## Task description
Would you transcribe the whole listing exactly, minus its pictures?

## Given records

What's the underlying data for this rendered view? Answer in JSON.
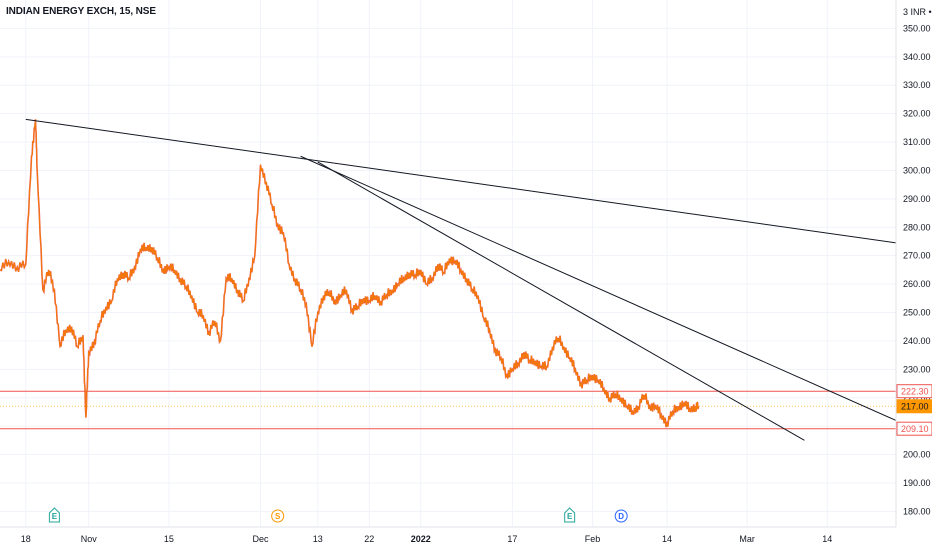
{
  "title": "INDIAN ENERGY EXCH, 15, NSE",
  "currency": "INR",
  "scale_indicator": "3",
  "colors": {
    "candle": "#f57c00",
    "candle_down": "#e53935",
    "price_line": "#ef5350",
    "last_price": "#ff9800",
    "trendline": "#131722",
    "earnings_badge": "#26a69a",
    "split_badge": "#ff9800",
    "dividend_badge": "#2962ff"
  },
  "chart_data": {
    "type": "line",
    "title": "INDIAN ENERGY EXCH, 15, NSE",
    "xlabel": "",
    "ylabel": "INR",
    "x_ticks": [
      {
        "label": "18",
        "x": 0
      },
      {
        "label": "Nov",
        "x": 11
      },
      {
        "label": "15",
        "x": 25
      },
      {
        "label": "Dec",
        "x": 41
      },
      {
        "label": "13",
        "x": 51
      },
      {
        "label": "22",
        "x": 60
      },
      {
        "label": "2022",
        "x": 69,
        "bold": true
      },
      {
        "label": "17",
        "x": 85
      },
      {
        "label": "Feb",
        "x": 99
      },
      {
        "label": "14",
        "x": 112
      },
      {
        "label": "Mar",
        "x": 126
      },
      {
        "label": "14",
        "x": 140
      }
    ],
    "y_ticks": [
      180,
      190,
      200,
      210,
      220,
      230,
      240,
      250,
      260,
      270,
      280,
      290,
      300,
      310,
      320,
      330,
      340,
      350
    ],
    "ylim": [
      174.5,
      360
    ],
    "xlim": [
      -4.5,
      152
    ],
    "series": [
      {
        "x": [
          -4.5,
          -3,
          -1.5,
          0,
          1,
          1.7,
          2,
          3,
          4,
          5,
          6,
          7,
          8,
          9,
          10,
          10.5,
          11,
          12,
          13,
          14,
          15,
          16,
          17,
          18,
          19,
          20,
          21,
          22,
          23,
          24,
          25,
          26,
          27,
          28,
          29,
          30,
          31,
          32,
          33,
          34,
          35,
          36,
          37,
          38,
          39,
          40,
          41,
          42,
          43,
          44,
          45,
          46,
          47,
          48,
          49,
          50,
          51,
          52,
          53,
          54,
          55,
          56,
          57,
          58,
          59,
          60,
          61,
          62,
          63,
          64,
          65,
          66,
          67,
          68,
          69,
          70,
          71,
          72,
          73,
          74,
          75,
          76,
          77,
          78,
          79,
          80,
          81,
          82,
          83,
          84,
          85,
          86,
          87,
          88,
          89,
          90,
          91,
          92,
          93,
          94,
          95,
          96,
          97,
          98,
          99,
          100,
          101,
          102,
          103,
          104,
          105,
          106,
          107,
          108,
          109,
          110,
          111,
          112,
          113,
          114,
          115,
          116,
          117,
          117.5
        ],
        "y": [
          265,
          268,
          266,
          267,
          305,
          318,
          300,
          258,
          265,
          258,
          238,
          244,
          245,
          238,
          242,
          213,
          236,
          240,
          247,
          252,
          254,
          262,
          264,
          262,
          266,
          272,
          273,
          273,
          269,
          265,
          266,
          265,
          262,
          259,
          256,
          250,
          249,
          243,
          247,
          240,
          262,
          262,
          258,
          254,
          262,
          270,
          302,
          296,
          288,
          281,
          278,
          267,
          262,
          258,
          253,
          238,
          250,
          256,
          257,
          254,
          256,
          258,
          251,
          252,
          255,
          254,
          256,
          254,
          256,
          258,
          260,
          262,
          264,
          263,
          265,
          260,
          262,
          267,
          264,
          269,
          268,
          265,
          262,
          258,
          256,
          248,
          244,
          237,
          234,
          228,
          230,
          232,
          236,
          233,
          233,
          231,
          231,
          238,
          241,
          238,
          234,
          230,
          225,
          226,
          228,
          226,
          223,
          220,
          221,
          220,
          217,
          215,
          217,
          221,
          217,
          217,
          214,
          211,
          215,
          217,
          218,
          216,
          217,
          217
        ]
      }
    ],
    "annotations": {
      "price_lines": [
        {
          "label": "222.30",
          "value": 222.3,
          "color": "#ef5350"
        },
        {
          "label": "209.10",
          "value": 209.1,
          "color": "#ef5350"
        },
        {
          "label": "217.00",
          "value": 217.0,
          "color": "#ff9800",
          "last_price": true
        }
      ],
      "trendlines": [
        {
          "x1": 0,
          "y1": 318,
          "x2": 152,
          "y2": 274.5
        },
        {
          "x1": 48,
          "y1": 305,
          "x2": 152,
          "y2": 212
        },
        {
          "x1": 51,
          "y1": 303,
          "x2": 136,
          "y2": 205
        }
      ],
      "markers": [
        {
          "letter": "E",
          "x": 5,
          "color": "#26a69a"
        },
        {
          "letter": "S",
          "x": 44,
          "color": "#ff9800"
        },
        {
          "letter": "E",
          "x": 95,
          "color": "#26a69a"
        },
        {
          "letter": "D",
          "x": 104,
          "color": "#2962ff"
        }
      ]
    },
    "grid": true,
    "legend": "none"
  }
}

## The answer
What's the underlying data for this rendered view? Answer in JSON.
{
  "title": "INDIAN ENERGY EXCH, 15, NSE",
  "currency": "INR",
  "scale_indicator": "3",
  "colors": {
    "candle": "#f57c00",
    "candle_down": "#e53935",
    "price_line": "#ef5350",
    "last_price": "#ff9800",
    "trendline": "#131722",
    "earnings_badge": "#26a69a",
    "split_badge": "#ff9800",
    "dividend_badge": "#2962ff"
  },
  "chart_data": {
    "type": "line",
    "title": "INDIAN ENERGY EXCH, 15, NSE",
    "xlabel": "",
    "ylabel": "INR",
    "x_ticks": [
      {
        "label": "18",
        "x": 0
      },
      {
        "label": "Nov",
        "x": 11
      },
      {
        "label": "15",
        "x": 25
      },
      {
        "label": "Dec",
        "x": 41
      },
      {
        "label": "13",
        "x": 51
      },
      {
        "label": "22",
        "x": 60
      },
      {
        "label": "2022",
        "x": 69,
        "bold": true
      },
      {
        "label": "17",
        "x": 85
      },
      {
        "label": "Feb",
        "x": 99
      },
      {
        "label": "14",
        "x": 112
      },
      {
        "label": "Mar",
        "x": 126
      },
      {
        "label": "14",
        "x": 140
      }
    ],
    "y_ticks": [
      180,
      190,
      200,
      210,
      220,
      230,
      240,
      250,
      260,
      270,
      280,
      290,
      300,
      310,
      320,
      330,
      340,
      350
    ],
    "ylim": [
      174.5,
      360
    ],
    "xlim": [
      -4.5,
      152
    ],
    "series": [
      {
        "x": [
          -4.5,
          -3,
          -1.5,
          0,
          1,
          1.7,
          2,
          3,
          4,
          5,
          6,
          7,
          8,
          9,
          10,
          10.5,
          11,
          12,
          13,
          14,
          15,
          16,
          17,
          18,
          19,
          20,
          21,
          22,
          23,
          24,
          25,
          26,
          27,
          28,
          29,
          30,
          31,
          32,
          33,
          34,
          35,
          36,
          37,
          38,
          39,
          40,
          41,
          42,
          43,
          44,
          45,
          46,
          47,
          48,
          49,
          50,
          51,
          52,
          53,
          54,
          55,
          56,
          57,
          58,
          59,
          60,
          61,
          62,
          63,
          64,
          65,
          66,
          67,
          68,
          69,
          70,
          71,
          72,
          73,
          74,
          75,
          76,
          77,
          78,
          79,
          80,
          81,
          82,
          83,
          84,
          85,
          86,
          87,
          88,
          89,
          90,
          91,
          92,
          93,
          94,
          95,
          96,
          97,
          98,
          99,
          100,
          101,
          102,
          103,
          104,
          105,
          106,
          107,
          108,
          109,
          110,
          111,
          112,
          113,
          114,
          115,
          116,
          117,
          117.5
        ],
        "y": [
          265,
          268,
          266,
          267,
          305,
          318,
          300,
          258,
          265,
          258,
          238,
          244,
          245,
          238,
          242,
          213,
          236,
          240,
          247,
          252,
          254,
          262,
          264,
          262,
          266,
          272,
          273,
          273,
          269,
          265,
          266,
          265,
          262,
          259,
          256,
          250,
          249,
          243,
          247,
          240,
          262,
          262,
          258,
          254,
          262,
          270,
          302,
          296,
          288,
          281,
          278,
          267,
          262,
          258,
          253,
          238,
          250,
          256,
          257,
          254,
          256,
          258,
          251,
          252,
          255,
          254,
          256,
          254,
          256,
          258,
          260,
          262,
          264,
          263,
          265,
          260,
          262,
          267,
          264,
          269,
          268,
          265,
          262,
          258,
          256,
          248,
          244,
          237,
          234,
          228,
          230,
          232,
          236,
          233,
          233,
          231,
          231,
          238,
          241,
          238,
          234,
          230,
          225,
          226,
          228,
          226,
          223,
          220,
          221,
          220,
          217,
          215,
          217,
          221,
          217,
          217,
          214,
          211,
          215,
          217,
          218,
          216,
          217,
          217
        ]
      }
    ],
    "annotations": {
      "price_lines": [
        {
          "label": "222.30",
          "value": 222.3,
          "color": "#ef5350"
        },
        {
          "label": "209.10",
          "value": 209.1,
          "color": "#ef5350"
        },
        {
          "label": "217.00",
          "value": 217.0,
          "color": "#ff9800",
          "last_price": true
        }
      ],
      "trendlines": [
        {
          "x1": 0,
          "y1": 318,
          "x2": 152,
          "y2": 274.5
        },
        {
          "x1": 48,
          "y1": 305,
          "x2": 152,
          "y2": 212
        },
        {
          "x1": 51,
          "y1": 303,
          "x2": 136,
          "y2": 205
        }
      ],
      "markers": [
        {
          "letter": "E",
          "x": 5,
          "color": "#26a69a"
        },
        {
          "letter": "S",
          "x": 44,
          "color": "#ff9800"
        },
        {
          "letter": "E",
          "x": 95,
          "color": "#26a69a"
        },
        {
          "letter": "D",
          "x": 104,
          "color": "#2962ff"
        }
      ]
    },
    "grid": true,
    "legend": "none"
  }
}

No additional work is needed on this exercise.